··· Texto extraído ···

Carta a uma estudante negra

Claudia Mayorga

Cara Maria,

No último dia 20 de novembro, durante o evento realizado pelo Programa Conexões de Saberes e Educafro para comemoração do Dia da Consciência Negra, você me procurou e me contou algumas histórias. Uma delas foi sobre uma situação de racismo que sofreu quando assistia a uma aula no seu curso de graduação. Indignada, você me dizia o quanto se sentiu humilhada e constrangida ao ouvir o professor da disciplina que estava cursando falar barbaridades do seu povo, o povo negro, além do desprezo manifesto em relação à sua pessoa. Você me dizia da sua vontade de gritar, das suas tentativas de olhar para os lados, procurando alguma solidariedade, mas os que estavam ao redor pareciam não se importar com aquilo que era dito por aquele professor e que tanto lhe feria. Parecia que todos concordavam com aquelas afirmações; pelo menos o silêncio imperante levou-a a esta conclusão. Você me contou de outras lembranças, de situações em que também sofreu racismo e da sua esperança de que não encontraria situações como essa na universidade, de onde está afastada por acreditar que talvez não seja um lugar para você.

Enquanto falava, me recordava de várias outras histórias de estudantes negros e negras da UFMG que já ouvi. Sim, Maria, a sua história é a de muitos que vivem em condições de desigualdade em nossa sociedade e são tratados como inferiores e subalternos por sua cor e raça. Sim, o racismo está no cotidiano de todos nós, mesmo que alguns insistam em dizer que não enxergam nada disso e que o Brasil é o país da democracia racial.

Maria, essa realidade é deplorável e coisas importantes estão acontecendo em nosso país para transformá-la. Essa é a nossa esperança e muitos estão lutando por isso há bastante tempo. No mesmo dia 20 quando conversamos, dia também em que Zumbi dos Palmares morreu lutando pela dignidade e independência do povo negro em 1695, data em que se comemora a resistência do negro à escravidão e opressão, a Câmara dos Deputados aprovou projeto que reserva no mínimo 50% das vagas nas universidades públicas federais para estudantes que tenham realizado integralmente o ensino médio em escolas públicas. Dentro desta cota, haverá ainda subcotas para beneficiar negros, indígenas e estudantes de baixa renda. No texto aprovado, as universidades teriam quatro anos para se adequar às cotas, e a divisão delas será feita de acordo com o percentual de negros, pardos e índios encontrados na população de cada estado em que se localiza a instituição de ensino.

Tal aprovação, fruto de luta histórica do movimento negro no Brasil e de outros atores que foram abraçando essa bandeira, nos coloca, uma vez mais, diante de uma reflexão acerca da democratização da universidade. Tal projeto, cujo próximo passo é a aprovação no Senado, reconhece alguns pontos fundamentais para a luta pela igualdade racial em nosso país, que gostaria de destacar aqui.

··· Dados registrados ···

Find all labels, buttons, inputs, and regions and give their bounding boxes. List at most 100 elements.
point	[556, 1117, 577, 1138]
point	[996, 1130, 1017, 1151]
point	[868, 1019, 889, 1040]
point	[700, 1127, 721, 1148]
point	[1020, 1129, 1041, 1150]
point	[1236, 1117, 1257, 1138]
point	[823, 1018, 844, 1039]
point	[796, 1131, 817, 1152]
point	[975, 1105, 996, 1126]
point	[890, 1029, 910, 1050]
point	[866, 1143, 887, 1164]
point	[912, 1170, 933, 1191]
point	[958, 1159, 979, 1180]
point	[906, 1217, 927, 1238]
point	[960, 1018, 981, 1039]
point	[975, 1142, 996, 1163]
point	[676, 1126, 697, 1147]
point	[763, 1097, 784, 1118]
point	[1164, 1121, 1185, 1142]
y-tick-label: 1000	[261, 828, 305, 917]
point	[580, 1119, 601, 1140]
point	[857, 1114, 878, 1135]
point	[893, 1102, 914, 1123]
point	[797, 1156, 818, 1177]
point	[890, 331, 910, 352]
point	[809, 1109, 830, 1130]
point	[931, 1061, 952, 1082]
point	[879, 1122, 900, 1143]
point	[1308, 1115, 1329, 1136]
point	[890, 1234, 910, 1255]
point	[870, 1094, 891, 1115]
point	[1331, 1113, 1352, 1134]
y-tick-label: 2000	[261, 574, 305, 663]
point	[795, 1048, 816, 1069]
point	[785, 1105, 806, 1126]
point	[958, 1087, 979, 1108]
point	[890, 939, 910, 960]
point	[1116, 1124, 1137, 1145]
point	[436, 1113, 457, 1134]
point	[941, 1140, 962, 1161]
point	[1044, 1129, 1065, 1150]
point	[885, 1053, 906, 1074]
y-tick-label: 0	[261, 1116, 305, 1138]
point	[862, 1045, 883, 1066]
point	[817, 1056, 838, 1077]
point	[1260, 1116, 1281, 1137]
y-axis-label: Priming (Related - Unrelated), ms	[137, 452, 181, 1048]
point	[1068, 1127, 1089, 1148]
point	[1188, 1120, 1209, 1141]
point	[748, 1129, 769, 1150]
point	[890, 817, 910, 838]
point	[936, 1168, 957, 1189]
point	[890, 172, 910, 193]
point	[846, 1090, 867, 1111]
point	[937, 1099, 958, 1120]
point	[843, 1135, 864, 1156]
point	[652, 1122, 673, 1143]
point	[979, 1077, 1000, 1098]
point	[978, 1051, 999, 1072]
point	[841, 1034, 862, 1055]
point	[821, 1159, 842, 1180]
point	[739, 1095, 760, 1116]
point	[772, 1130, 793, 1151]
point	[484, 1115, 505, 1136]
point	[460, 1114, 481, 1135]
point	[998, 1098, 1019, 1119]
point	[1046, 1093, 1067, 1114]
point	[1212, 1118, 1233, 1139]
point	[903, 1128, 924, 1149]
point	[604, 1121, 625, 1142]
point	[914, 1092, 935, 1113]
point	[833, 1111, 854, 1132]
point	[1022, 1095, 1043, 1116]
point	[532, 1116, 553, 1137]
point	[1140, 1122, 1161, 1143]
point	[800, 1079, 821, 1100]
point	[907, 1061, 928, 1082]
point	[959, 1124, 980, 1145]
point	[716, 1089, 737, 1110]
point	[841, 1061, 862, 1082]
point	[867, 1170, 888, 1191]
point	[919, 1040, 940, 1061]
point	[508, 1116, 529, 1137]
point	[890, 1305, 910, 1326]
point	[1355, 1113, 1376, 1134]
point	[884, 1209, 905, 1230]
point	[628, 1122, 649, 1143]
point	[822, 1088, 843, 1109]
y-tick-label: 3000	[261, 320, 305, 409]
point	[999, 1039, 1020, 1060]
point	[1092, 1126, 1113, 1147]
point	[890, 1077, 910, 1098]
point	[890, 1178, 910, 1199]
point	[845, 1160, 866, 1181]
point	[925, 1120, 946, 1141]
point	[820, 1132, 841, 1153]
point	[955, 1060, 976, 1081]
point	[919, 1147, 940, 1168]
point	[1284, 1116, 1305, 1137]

···

◆ Instruções do exercício ◆
(a) Traduza para o inglês esta frase da carta: "Essa é a nossa esperança e muitos estão lutando por isso há bastante tempo."
(b) Reescreva o trecho da carta a partir das palavras "Enquanto falava, me" e pare depois de "da democracia racial.", substituindo "cotidiano" por "dia a dia".

◆ Respostas por tarefa ◆
(a) This is our hope, and many have been fighting for it for a long time.

(b)
Enquanto falava, me recordava de várias outras histórias de estudantes negros e negras da UFMG que já ouvi. Sim, Maria, a sua história é a de muitos que vivem em condições de desigualdade em nossa sociedade e são tratados como inferiores e subalternos por sua cor e raça. Sim, o racismo está no dia a dia de todos nós, mesmo que alguns insistam em dizer que não enxergam nada disso e que o Brasil é o país da democracia racial.